─── Data supplied

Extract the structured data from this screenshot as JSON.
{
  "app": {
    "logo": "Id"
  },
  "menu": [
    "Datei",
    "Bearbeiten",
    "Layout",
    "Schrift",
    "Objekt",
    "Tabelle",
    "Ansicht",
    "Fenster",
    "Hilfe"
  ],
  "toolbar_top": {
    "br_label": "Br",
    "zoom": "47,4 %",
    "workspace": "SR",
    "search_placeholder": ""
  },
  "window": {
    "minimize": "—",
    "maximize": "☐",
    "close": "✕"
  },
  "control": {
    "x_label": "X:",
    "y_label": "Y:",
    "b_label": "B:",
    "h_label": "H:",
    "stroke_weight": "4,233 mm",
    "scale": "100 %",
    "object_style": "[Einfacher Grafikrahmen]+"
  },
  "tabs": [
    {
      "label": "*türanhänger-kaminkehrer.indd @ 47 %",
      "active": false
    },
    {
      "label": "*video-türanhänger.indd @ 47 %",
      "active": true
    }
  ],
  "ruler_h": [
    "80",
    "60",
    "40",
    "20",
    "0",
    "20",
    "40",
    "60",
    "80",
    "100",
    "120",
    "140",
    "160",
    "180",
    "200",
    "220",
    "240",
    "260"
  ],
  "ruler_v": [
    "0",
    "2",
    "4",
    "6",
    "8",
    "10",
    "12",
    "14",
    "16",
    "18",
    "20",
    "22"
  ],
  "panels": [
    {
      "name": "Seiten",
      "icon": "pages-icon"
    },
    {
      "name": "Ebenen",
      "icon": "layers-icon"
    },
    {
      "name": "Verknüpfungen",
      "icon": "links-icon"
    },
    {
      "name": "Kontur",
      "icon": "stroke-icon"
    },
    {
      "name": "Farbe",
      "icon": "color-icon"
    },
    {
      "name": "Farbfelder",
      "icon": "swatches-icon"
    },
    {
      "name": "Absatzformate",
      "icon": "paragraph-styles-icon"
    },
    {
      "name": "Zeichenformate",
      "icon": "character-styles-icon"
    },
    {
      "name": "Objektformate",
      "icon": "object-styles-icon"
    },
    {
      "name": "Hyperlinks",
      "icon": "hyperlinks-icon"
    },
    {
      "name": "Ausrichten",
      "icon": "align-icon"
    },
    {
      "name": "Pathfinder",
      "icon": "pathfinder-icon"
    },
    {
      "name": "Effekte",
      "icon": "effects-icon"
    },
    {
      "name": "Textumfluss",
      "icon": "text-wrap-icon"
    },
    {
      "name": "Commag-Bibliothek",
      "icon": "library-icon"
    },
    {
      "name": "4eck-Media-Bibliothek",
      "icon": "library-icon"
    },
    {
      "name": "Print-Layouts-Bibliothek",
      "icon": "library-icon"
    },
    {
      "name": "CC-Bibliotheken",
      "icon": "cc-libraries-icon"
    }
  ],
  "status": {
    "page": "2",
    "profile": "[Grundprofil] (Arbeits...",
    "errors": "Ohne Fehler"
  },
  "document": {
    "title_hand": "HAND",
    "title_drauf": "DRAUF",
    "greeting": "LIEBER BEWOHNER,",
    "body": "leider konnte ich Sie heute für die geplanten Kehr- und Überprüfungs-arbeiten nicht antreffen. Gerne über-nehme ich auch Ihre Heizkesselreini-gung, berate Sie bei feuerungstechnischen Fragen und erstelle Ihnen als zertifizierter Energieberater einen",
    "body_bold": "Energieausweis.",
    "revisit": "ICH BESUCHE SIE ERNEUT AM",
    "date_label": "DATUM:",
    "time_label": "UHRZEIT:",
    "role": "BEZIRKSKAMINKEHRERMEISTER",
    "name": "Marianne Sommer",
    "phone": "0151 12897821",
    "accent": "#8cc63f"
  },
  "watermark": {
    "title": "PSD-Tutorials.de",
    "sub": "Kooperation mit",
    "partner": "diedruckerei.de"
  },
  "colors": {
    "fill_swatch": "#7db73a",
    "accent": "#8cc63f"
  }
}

──────

*Challenge*. Search the records above for "styles". Copy each line where it is found.

*Exercise output*.
      "icon": "paragraph-styles-icon"
      "icon": "character-styles-icon"
      "icon": "object-styles-icon"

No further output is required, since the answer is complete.